### SET PROBLEM
Print the entries in full, word for word, but not the pictures.
## begin DATA IN THIS EXERCISE
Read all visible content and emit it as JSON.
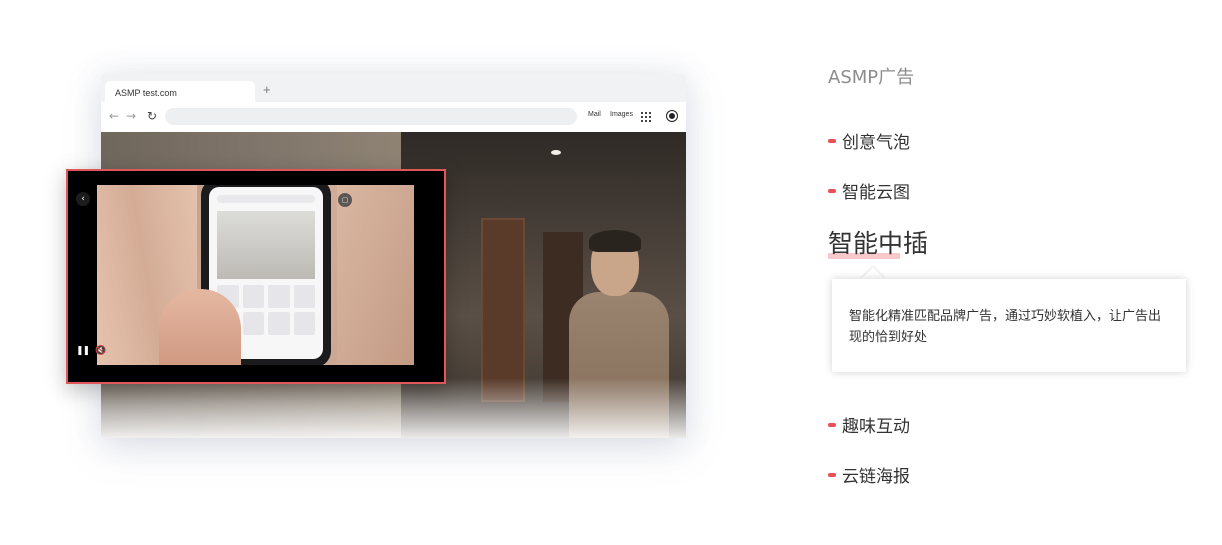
{
  "browser": {
    "tab_title": "ASMP test.com",
    "new_tab_icon": "plus",
    "nav_back_icon": "arrow-left",
    "nav_forward_icon": "arrow-right",
    "reload_icon": "reload",
    "link_mail": "Mail",
    "link_images": "Images",
    "apps_icon": "grid",
    "account_icon": "avatar"
  },
  "midroll": {
    "back_icon": "chevron-left",
    "tv_icon": "tv",
    "pause_icon": "pause",
    "mute_icon": "speaker-mute",
    "border_color": "#e0575b"
  },
  "panel": {
    "title": "ASMP广告",
    "items": [
      {
        "label": "创意气泡"
      },
      {
        "label": "智能云图"
      },
      {
        "label": "智能中插"
      },
      {
        "label": "趣味互动"
      },
      {
        "label": "云链海报"
      }
    ],
    "active_index": 2,
    "description": "智能化精准匹配品牌广告，通过巧妙软植入，让广告出现的恰到好处",
    "accent_color": "#ea4f56"
  }
}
## end DATA IN THIS EXERCISE
### RESULT BELOW
Read all visible content and emit it as JSON.
{
  "browser": {
    "tab_title": "ASMP test.com",
    "new_tab_icon": "plus",
    "nav_back_icon": "arrow-left",
    "nav_forward_icon": "arrow-right",
    "reload_icon": "reload",
    "link_mail": "Mail",
    "link_images": "Images",
    "apps_icon": "grid",
    "account_icon": "avatar"
  },
  "midroll": {
    "back_icon": "chevron-left",
    "tv_icon": "tv",
    "pause_icon": "pause",
    "mute_icon": "speaker-mute",
    "border_color": "#e0575b"
  },
  "panel": {
    "title": "ASMP广告",
    "items": [
      {
        "label": "创意气泡"
      },
      {
        "label": "智能云图"
      },
      {
        "label": "智能中插"
      },
      {
        "label": "趣味互动"
      },
      {
        "label": "云链海报"
      }
    ],
    "active_index": 2,
    "description": "智能化精准匹配品牌广告，通过巧妙软植入，让广告出现的恰到好处",
    "accent_color": "#ea4f56"
  }
}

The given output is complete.